■ AIM OF THE TASK ■
The listing below is to be output in its exact form.

■ EXERCISE MATERIAL ■
begin

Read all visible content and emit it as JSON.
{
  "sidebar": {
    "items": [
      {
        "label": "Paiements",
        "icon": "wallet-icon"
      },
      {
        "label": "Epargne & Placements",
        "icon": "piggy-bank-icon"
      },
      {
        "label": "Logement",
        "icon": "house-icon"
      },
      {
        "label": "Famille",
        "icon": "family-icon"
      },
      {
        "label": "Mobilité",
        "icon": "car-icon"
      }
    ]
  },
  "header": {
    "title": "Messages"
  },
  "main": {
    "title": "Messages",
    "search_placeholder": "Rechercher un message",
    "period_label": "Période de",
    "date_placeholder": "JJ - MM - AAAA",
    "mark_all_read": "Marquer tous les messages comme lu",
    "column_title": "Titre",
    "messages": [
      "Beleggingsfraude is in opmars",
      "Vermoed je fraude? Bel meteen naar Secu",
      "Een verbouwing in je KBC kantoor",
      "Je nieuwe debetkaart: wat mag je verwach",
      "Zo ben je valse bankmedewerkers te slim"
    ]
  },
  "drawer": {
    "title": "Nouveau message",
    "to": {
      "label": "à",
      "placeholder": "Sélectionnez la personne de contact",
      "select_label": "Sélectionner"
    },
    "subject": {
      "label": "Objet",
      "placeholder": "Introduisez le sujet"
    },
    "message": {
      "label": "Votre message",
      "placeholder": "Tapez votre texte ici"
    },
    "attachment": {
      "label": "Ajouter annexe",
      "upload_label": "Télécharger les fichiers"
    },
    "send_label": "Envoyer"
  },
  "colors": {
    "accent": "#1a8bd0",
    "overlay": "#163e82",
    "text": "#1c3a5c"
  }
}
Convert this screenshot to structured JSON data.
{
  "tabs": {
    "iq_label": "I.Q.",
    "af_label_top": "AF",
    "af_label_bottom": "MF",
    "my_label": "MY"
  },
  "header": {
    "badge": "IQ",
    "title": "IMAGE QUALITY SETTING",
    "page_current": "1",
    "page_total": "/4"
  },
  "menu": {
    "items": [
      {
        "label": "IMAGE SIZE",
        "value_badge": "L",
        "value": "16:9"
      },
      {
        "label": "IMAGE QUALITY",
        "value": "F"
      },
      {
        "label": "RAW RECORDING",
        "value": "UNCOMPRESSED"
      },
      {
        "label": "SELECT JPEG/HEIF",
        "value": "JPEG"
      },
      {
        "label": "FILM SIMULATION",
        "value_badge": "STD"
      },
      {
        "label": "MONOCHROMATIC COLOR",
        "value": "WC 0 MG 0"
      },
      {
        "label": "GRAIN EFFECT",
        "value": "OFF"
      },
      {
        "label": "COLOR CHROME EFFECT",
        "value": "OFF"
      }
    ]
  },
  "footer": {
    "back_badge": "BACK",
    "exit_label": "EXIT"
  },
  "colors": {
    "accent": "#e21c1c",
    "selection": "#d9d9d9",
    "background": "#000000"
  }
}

end

■ OUTPUT OF THE TASK ■
Read all visible content and emit it as JSON.
{
  "sidebar": {
    "items": [
      {
        "label": "Paiements",
        "icon": "wallet-icon"
      },
      {
        "label": "Epargne & Placements",
        "icon": "piggy-bank-icon"
      },
      {
        "label": "Logement",
        "icon": "house-icon"
      },
      {
        "label": "Famille",
        "icon": "family-icon"
      },
      {
        "label": "Mobilité",
        "icon": "car-icon"
      }
    ]
  },
  "header": {
    "title": "Messages"
  },
  "main": {
    "title": "Messages",
    "search_placeholder": "Rechercher un message",
    "period_label": "Période de",
    "date_placeholder": "JJ - MM - AAAA",
    "mark_all_read": "Marquer tous les messages comme lu",
    "column_title": "Titre",
    "messages": [
      "Beleggingsfraude is in opmars",
      "Vermoed je fraude? Bel meteen naar Secu",
      "Een verbouwing in je KBC kantoor",
      "Je nieuwe debetkaart: wat mag je verwach",
      "Zo ben je valse bankmedewerkers te slim"
    ]
  },
  "drawer": {
    "title": "Nouveau message",
    "to": {
      "label": "à",
      "placeholder": "Sélectionnez la personne de contact",
      "select_label": "Sélectionner"
    },
    "subject": {
      "label": "Objet",
      "placeholder": "Introduisez le sujet"
    },
    "message": {
      "label": "Votre message",
      "placeholder": "Tapez votre texte ici"
    },
    "attachment": {
      "label": "Ajouter annexe",
      "upload_label": "Télécharger les fichiers"
    },
    "send_label": "Envoyer"
  },
  "colors": {
    "accent": "#1a8bd0",
    "overlay": "#163e82",
    "text": "#1c3a5c"
  }
}
Convert this screenshot to structured JSON data.
{
  "tabs": {
    "iq_label": "I.Q.",
    "af_label_top": "AF",
    "af_label_bottom": "MF",
    "my_label": "MY"
  },
  "header": {
    "badge": "IQ",
    "title": "IMAGE QUALITY SETTING",
    "page_current": "1",
    "page_total": "/4"
  },
  "menu": {
    "items": [
      {
        "label": "IMAGE SIZE",
        "value_badge": "L",
        "value": "16:9"
      },
      {
        "label": "IMAGE QUALITY",
        "value": "F"
      },
      {
        "label": "RAW RECORDING",
        "value": "UNCOMPRESSED"
      },
      {
        "label": "SELECT JPEG/HEIF",
        "value": "JPEG"
      },
      {
        "label": "FILM SIMULATION",
        "value_badge": "STD"
      },
      {
        "label": "MONOCHROMATIC COLOR",
        "value": "WC 0 MG 0"
      },
      {
        "label": "GRAIN EFFECT",
        "value": "OFF"
      },
      {
        "label": "COLOR CHROME EFFECT",
        "value": "OFF"
      }
    ]
  },
  "footer": {
    "back_badge": "BACK",
    "exit_label": "EXIT"
  },
  "colors": {
    "accent": "#e21c1c",
    "selection": "#d9d9d9",
    "background": "#000000"
  }
}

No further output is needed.